--- START OF Records supplied ---
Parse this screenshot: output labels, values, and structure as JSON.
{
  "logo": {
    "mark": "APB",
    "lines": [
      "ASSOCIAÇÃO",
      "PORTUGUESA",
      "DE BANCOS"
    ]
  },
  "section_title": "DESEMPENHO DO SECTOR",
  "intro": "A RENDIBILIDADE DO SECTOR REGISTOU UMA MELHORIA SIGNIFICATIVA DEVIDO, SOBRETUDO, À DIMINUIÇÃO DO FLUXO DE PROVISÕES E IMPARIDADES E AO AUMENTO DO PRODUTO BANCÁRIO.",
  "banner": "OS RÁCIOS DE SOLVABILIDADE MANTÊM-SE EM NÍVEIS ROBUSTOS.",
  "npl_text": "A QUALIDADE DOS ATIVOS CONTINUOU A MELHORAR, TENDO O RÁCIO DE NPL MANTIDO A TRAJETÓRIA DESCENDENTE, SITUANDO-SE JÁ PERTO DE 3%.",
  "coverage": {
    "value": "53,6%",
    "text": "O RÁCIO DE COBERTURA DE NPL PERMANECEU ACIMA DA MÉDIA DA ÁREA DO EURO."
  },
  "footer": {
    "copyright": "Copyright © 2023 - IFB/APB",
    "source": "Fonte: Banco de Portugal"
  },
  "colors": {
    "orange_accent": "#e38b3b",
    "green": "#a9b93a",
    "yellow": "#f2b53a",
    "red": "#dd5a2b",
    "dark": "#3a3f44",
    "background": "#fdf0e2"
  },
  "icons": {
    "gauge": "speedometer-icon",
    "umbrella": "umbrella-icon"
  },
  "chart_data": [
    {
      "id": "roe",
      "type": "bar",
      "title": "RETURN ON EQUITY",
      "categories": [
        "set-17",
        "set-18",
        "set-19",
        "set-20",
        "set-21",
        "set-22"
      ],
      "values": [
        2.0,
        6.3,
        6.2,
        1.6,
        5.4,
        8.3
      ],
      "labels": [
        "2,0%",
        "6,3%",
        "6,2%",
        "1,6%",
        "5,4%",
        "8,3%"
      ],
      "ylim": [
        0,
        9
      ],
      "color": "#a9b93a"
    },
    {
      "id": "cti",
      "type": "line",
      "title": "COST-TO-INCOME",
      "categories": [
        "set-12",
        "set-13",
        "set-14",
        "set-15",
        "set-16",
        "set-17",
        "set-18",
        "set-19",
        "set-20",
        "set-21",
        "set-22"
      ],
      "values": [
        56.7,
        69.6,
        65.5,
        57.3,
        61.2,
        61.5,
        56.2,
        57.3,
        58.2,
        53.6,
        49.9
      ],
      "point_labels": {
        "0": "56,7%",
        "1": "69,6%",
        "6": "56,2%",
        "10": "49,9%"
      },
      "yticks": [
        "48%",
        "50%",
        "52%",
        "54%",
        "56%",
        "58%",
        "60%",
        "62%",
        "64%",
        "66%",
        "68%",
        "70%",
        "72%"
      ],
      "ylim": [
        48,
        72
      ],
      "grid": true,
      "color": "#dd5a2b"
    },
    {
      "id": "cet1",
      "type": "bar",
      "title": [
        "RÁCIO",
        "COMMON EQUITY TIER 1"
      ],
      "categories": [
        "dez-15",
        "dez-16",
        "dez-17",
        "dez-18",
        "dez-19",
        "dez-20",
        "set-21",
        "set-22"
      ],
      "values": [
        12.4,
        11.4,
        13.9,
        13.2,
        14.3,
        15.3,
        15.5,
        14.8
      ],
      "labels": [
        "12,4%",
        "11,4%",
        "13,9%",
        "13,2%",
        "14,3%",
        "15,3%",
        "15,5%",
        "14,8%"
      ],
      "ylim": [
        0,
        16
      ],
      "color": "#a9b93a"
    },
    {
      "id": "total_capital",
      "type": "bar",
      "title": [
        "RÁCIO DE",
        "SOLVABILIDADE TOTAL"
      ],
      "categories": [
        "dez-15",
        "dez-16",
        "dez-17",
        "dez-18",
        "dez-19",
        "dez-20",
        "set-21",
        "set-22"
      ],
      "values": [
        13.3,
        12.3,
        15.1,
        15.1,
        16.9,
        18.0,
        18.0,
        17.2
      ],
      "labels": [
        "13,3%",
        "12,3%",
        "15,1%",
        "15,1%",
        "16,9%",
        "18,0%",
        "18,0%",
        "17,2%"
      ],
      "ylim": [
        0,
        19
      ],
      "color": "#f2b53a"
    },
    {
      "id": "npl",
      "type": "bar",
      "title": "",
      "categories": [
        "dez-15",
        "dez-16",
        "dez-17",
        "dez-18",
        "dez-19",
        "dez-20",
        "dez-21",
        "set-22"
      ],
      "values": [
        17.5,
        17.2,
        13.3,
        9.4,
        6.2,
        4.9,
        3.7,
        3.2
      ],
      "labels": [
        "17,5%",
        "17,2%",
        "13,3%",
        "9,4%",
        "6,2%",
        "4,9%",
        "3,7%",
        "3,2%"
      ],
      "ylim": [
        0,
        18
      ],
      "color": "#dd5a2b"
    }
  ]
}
--- END OF Records supplied ---
# Task goal
Within the entries above, work out how many lines contain the word "SOLVABILIDADE". The number alone is the answer.

# Full solution
2